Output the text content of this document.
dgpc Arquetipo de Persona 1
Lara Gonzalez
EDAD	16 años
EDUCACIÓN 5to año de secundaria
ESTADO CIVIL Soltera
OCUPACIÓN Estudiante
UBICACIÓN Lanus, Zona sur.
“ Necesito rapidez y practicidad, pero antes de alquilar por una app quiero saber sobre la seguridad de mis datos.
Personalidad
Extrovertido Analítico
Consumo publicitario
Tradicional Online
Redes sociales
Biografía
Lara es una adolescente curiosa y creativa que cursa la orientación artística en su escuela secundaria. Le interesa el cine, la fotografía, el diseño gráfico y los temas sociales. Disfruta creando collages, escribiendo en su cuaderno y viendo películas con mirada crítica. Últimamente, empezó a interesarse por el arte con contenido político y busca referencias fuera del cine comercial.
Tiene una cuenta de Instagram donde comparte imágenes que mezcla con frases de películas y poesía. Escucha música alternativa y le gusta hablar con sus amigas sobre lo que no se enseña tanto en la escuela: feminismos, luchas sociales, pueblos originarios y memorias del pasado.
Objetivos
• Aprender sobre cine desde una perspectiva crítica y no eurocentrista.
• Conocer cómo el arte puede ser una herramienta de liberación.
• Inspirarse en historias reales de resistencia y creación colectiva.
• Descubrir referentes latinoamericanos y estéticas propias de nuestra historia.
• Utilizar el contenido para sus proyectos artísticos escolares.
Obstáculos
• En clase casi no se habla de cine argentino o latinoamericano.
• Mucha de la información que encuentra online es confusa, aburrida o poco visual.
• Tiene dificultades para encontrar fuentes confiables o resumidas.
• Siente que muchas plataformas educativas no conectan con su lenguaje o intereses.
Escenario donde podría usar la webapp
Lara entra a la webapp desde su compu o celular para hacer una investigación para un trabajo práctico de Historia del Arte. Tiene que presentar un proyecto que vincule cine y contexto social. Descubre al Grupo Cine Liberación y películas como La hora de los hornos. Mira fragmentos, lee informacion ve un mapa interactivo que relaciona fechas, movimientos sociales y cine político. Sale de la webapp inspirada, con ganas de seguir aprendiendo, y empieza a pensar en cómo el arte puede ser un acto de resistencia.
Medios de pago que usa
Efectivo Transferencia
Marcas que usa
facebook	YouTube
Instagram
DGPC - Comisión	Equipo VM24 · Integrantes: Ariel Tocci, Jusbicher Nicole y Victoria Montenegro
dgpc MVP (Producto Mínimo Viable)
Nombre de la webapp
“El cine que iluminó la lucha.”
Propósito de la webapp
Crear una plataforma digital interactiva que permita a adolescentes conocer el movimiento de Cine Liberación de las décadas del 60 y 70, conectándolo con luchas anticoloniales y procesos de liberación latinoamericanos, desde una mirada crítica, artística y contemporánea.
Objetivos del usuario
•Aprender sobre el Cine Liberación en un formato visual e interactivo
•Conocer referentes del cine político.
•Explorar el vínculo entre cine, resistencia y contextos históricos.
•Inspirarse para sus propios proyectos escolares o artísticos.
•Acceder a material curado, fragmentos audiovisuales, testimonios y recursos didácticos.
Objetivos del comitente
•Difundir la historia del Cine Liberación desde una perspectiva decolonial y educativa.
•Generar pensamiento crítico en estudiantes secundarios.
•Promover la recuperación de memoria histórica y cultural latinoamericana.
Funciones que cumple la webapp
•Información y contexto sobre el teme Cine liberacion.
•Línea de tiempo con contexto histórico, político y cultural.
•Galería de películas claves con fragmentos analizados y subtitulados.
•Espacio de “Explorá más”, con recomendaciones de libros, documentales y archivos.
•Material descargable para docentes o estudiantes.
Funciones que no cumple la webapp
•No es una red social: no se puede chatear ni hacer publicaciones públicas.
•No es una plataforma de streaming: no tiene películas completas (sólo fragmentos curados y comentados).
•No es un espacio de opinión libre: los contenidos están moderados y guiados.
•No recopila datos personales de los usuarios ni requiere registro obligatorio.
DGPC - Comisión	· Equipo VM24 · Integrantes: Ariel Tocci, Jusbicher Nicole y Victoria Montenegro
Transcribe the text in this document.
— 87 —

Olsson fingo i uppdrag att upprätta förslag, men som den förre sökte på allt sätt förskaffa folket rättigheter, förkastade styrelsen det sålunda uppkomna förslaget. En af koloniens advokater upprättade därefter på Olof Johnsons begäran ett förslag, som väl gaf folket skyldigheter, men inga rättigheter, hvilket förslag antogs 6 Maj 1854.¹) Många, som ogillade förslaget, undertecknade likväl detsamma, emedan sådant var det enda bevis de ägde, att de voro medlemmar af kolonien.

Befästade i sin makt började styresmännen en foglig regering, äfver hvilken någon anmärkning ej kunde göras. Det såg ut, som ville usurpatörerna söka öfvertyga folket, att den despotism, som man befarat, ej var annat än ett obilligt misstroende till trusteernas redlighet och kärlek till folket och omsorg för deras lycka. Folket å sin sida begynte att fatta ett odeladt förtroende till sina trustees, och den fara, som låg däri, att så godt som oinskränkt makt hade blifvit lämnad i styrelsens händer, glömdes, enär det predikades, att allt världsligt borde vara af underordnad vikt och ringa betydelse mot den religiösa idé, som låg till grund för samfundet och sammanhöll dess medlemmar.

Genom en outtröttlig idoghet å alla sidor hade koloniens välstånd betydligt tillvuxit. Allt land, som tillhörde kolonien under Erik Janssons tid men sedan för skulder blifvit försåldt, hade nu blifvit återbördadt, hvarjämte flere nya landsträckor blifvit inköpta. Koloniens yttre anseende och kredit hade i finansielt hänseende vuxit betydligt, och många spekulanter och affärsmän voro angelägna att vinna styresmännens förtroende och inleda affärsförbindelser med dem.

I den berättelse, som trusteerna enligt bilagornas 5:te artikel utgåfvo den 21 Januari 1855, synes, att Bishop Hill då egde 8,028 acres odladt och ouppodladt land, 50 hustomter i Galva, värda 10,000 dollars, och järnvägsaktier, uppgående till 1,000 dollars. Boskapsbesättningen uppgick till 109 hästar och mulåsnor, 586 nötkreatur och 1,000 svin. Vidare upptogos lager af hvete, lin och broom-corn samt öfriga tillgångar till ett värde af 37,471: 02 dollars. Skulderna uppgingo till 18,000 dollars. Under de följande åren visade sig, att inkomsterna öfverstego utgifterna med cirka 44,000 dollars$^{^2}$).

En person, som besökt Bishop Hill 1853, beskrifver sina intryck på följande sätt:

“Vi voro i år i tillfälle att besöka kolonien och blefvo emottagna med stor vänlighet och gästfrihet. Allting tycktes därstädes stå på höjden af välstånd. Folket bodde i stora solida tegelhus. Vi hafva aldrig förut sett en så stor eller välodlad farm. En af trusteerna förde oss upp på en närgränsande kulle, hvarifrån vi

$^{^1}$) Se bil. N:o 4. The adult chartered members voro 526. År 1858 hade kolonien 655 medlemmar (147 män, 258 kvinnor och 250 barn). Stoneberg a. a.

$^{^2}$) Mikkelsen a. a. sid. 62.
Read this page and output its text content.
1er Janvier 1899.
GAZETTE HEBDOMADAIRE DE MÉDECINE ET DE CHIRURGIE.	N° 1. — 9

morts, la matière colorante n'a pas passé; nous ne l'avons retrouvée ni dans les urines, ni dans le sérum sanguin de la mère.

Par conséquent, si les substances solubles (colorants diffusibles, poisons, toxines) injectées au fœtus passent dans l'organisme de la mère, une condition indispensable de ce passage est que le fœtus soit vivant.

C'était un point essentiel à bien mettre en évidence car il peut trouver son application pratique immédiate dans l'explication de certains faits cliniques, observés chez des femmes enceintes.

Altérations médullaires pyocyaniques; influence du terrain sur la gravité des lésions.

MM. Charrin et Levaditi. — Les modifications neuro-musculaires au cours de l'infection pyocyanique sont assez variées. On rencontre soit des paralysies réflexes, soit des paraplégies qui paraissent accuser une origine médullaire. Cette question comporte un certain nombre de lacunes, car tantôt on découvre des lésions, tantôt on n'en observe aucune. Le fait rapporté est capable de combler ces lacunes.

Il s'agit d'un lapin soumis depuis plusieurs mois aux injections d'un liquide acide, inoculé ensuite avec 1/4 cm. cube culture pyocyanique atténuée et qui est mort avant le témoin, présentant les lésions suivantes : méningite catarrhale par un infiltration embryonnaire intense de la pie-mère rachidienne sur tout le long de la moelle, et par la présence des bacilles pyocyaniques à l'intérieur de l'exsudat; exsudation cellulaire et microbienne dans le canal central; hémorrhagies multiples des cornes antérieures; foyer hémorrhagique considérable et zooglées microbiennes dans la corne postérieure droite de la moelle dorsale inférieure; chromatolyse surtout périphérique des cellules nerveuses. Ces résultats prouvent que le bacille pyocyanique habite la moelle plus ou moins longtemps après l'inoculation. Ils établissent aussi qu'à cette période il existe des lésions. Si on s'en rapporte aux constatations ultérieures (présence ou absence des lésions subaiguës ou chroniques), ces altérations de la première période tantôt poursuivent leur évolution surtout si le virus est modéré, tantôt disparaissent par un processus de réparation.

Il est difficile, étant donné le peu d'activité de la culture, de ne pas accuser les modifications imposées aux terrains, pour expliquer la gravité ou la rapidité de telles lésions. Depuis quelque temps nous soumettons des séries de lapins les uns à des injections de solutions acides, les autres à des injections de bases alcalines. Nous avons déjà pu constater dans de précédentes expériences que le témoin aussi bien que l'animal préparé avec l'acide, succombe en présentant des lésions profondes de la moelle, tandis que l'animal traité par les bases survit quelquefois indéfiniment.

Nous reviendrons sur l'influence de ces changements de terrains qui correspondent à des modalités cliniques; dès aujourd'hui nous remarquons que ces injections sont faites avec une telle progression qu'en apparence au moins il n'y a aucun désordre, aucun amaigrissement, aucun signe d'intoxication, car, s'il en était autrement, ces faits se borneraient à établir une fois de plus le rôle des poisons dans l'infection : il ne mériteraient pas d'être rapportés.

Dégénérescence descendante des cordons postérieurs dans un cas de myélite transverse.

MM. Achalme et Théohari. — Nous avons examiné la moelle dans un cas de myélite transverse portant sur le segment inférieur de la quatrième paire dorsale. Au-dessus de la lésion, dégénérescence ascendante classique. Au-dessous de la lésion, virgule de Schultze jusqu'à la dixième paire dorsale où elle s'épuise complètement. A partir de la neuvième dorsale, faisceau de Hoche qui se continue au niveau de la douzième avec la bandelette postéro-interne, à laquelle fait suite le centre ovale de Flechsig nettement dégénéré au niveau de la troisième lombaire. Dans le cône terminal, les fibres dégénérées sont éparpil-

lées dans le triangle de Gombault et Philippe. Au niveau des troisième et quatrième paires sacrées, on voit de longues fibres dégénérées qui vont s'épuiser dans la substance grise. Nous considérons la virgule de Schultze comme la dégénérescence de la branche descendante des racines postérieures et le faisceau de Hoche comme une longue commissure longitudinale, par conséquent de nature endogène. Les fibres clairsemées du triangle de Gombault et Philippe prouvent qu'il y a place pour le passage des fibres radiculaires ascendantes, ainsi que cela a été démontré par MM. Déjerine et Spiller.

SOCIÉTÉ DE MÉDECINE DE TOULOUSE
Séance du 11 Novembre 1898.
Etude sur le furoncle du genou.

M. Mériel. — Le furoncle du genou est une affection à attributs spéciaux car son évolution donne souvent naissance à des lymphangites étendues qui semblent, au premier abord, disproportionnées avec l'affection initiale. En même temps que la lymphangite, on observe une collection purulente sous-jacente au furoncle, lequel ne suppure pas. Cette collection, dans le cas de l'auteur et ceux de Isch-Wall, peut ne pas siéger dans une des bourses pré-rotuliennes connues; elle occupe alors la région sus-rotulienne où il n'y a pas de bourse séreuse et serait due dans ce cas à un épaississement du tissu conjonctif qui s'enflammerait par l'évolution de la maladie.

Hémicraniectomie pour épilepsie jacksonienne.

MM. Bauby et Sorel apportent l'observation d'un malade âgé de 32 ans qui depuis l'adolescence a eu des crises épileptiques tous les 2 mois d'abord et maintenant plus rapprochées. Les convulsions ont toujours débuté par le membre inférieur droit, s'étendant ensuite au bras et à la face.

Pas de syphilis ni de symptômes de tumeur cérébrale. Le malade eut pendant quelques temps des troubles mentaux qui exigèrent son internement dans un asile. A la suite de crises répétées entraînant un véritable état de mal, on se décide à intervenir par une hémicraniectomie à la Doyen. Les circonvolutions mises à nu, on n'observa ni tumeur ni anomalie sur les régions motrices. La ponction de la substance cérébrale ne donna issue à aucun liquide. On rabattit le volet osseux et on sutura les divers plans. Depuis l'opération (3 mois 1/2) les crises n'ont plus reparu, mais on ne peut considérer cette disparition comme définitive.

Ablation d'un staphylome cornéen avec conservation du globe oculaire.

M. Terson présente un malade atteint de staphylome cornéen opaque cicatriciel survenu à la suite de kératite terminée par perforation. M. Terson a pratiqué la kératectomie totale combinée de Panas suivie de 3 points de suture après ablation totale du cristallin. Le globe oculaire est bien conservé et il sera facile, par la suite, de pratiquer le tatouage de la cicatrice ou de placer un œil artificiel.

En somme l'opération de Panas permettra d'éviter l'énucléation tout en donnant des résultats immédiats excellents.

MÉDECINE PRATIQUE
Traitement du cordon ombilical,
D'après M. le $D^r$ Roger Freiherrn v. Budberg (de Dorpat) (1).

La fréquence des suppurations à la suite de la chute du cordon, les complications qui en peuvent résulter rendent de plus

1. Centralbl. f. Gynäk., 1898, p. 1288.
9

============

[What the task asks] Among the lines above, find those with the string "poisons" and copy them.

[Solution to the exercise]
Par conséquent, si les substances solubles (colorants diffusibles, poisons, toxines) injectées au fœtus passent dans l'organisme de la mère, une condition indispensable de ce passage est que le fœtus soit vivant.
Nous reviendrons sur l'influence de ces changements de terrains qui correspondent à des modalités cliniques; dès aujourd'hui nous remarquons que ces injections sont faites avec une telle progression qu'en apparence au moins il n'y a aucun désordre, aucun amaigrissement, aucun signe d'intoxication, car, s'il en était autrement, ces faits se borneraient à établir une fois de plus le rôle des poisons dans l'infection : il ne mériteraient pas d'être rapportés.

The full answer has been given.